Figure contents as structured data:
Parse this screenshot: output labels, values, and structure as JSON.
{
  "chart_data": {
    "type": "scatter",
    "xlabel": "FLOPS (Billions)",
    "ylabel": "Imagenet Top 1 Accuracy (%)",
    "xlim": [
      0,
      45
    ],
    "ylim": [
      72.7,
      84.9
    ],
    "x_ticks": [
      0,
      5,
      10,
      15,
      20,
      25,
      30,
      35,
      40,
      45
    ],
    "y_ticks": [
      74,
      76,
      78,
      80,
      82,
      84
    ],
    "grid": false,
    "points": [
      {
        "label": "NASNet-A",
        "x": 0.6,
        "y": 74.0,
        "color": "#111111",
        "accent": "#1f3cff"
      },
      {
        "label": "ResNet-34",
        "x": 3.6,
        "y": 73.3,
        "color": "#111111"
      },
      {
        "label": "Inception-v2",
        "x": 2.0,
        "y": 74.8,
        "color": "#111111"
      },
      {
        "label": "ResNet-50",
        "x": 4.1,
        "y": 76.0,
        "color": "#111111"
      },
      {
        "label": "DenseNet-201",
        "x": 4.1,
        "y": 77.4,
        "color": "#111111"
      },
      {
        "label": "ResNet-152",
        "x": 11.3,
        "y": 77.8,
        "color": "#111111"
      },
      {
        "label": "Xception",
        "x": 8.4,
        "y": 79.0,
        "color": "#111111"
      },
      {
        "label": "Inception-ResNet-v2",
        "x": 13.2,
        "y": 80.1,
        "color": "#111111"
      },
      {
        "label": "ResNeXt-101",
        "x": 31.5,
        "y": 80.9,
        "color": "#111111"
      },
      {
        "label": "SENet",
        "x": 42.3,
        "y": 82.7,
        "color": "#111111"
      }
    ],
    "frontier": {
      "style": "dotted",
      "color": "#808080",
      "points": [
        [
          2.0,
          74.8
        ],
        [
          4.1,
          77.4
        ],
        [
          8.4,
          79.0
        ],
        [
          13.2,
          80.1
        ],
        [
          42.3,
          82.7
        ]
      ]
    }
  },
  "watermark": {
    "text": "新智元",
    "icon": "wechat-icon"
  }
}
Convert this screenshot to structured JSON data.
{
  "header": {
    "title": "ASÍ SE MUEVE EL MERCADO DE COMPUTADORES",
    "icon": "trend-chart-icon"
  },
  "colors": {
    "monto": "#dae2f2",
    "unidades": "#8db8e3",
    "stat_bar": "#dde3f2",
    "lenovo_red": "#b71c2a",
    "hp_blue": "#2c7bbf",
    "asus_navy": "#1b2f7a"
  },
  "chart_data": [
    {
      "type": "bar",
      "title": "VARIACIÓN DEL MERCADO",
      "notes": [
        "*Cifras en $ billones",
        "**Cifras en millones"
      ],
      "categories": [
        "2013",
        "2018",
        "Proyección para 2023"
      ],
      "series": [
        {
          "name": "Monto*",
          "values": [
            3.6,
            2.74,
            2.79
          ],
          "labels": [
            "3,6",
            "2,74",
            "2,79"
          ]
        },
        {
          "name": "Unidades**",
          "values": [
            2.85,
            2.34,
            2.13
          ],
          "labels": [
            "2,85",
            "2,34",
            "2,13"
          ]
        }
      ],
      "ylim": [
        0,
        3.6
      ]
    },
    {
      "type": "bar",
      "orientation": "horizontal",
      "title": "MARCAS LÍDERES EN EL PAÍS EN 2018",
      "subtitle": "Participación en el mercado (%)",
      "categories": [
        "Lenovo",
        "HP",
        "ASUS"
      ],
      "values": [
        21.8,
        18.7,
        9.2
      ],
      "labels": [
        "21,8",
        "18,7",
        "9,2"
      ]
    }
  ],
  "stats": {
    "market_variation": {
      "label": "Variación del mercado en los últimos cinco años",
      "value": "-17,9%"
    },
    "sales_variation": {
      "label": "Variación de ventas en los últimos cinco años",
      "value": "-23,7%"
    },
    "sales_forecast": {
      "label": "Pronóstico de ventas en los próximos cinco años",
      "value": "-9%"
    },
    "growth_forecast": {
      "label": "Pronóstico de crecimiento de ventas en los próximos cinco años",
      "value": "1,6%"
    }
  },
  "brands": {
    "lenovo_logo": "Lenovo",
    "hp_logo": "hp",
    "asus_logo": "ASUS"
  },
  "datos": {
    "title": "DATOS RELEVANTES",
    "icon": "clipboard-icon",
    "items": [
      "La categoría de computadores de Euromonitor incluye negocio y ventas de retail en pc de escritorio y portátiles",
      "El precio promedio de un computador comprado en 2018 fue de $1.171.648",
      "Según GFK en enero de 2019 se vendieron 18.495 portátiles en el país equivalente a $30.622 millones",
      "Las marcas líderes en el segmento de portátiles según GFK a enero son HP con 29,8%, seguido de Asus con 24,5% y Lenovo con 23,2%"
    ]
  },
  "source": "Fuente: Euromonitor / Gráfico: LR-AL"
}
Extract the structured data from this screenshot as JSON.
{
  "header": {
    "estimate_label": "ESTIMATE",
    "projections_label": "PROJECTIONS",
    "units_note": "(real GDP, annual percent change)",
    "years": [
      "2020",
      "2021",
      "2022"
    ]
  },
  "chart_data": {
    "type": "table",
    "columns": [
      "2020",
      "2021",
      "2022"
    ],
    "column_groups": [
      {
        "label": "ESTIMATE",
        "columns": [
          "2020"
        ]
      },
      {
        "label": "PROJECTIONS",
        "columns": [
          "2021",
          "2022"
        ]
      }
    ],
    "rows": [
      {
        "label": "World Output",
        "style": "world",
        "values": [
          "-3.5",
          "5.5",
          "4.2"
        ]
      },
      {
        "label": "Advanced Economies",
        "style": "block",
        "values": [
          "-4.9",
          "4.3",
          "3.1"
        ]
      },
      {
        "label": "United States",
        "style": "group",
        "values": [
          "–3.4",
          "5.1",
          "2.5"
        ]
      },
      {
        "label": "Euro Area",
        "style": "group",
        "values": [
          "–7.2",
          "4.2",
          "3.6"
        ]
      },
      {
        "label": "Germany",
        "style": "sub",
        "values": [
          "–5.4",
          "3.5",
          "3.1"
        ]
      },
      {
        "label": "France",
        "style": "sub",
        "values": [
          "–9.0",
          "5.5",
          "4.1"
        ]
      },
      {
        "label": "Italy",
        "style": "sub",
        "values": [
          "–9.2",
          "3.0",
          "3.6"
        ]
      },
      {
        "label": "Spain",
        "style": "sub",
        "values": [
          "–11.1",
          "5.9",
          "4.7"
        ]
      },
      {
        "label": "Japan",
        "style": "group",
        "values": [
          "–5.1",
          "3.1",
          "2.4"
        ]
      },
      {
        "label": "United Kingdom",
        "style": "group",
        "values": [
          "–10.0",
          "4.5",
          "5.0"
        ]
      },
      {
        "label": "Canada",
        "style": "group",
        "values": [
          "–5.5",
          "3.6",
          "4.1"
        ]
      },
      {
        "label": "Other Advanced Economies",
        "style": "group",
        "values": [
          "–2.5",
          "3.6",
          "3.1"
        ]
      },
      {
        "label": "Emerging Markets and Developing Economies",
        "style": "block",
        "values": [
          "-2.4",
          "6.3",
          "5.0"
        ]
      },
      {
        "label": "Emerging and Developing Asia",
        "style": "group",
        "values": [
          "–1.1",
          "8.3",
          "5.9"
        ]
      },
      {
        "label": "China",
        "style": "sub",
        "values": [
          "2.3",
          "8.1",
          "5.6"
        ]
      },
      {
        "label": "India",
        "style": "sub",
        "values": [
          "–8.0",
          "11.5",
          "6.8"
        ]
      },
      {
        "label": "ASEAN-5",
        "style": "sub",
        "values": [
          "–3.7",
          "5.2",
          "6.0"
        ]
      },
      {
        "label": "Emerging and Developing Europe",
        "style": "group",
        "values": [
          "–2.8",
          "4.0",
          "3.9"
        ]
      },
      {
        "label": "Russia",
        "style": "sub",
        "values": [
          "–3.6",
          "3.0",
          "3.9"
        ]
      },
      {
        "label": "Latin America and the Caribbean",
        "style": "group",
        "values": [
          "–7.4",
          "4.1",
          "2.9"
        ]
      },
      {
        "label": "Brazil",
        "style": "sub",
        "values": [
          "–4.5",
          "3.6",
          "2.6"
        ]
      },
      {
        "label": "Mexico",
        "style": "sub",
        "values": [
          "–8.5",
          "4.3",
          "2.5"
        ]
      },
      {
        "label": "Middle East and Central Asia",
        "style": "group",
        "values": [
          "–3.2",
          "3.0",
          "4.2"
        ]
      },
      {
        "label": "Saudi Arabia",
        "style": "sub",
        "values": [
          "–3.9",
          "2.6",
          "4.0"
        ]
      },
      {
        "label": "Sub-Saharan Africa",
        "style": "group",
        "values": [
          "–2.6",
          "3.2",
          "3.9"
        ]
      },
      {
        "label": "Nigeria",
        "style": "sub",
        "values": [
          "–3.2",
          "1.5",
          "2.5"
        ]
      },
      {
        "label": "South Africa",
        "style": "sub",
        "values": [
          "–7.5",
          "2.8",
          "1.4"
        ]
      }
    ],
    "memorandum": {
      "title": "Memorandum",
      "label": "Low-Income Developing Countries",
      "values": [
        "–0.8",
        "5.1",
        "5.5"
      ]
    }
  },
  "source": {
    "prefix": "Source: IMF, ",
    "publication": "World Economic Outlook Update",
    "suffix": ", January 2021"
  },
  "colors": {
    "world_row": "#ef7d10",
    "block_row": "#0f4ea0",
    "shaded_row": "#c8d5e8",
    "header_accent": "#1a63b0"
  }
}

WRITTEN EXERCISE: Search the records for the string "cinco" and return every line in which it occurs.

SOLUTION TO THE EXERCISE:
      "label": "Variación del mercado en los últimos cinco años",
      "label": "Variación de ventas en los últimos cinco años",
      "label": "Pronóstico de ventas en los próximos cinco años",
      "label": "Pronóstico de crecimiento de ventas en los próximos cinco años",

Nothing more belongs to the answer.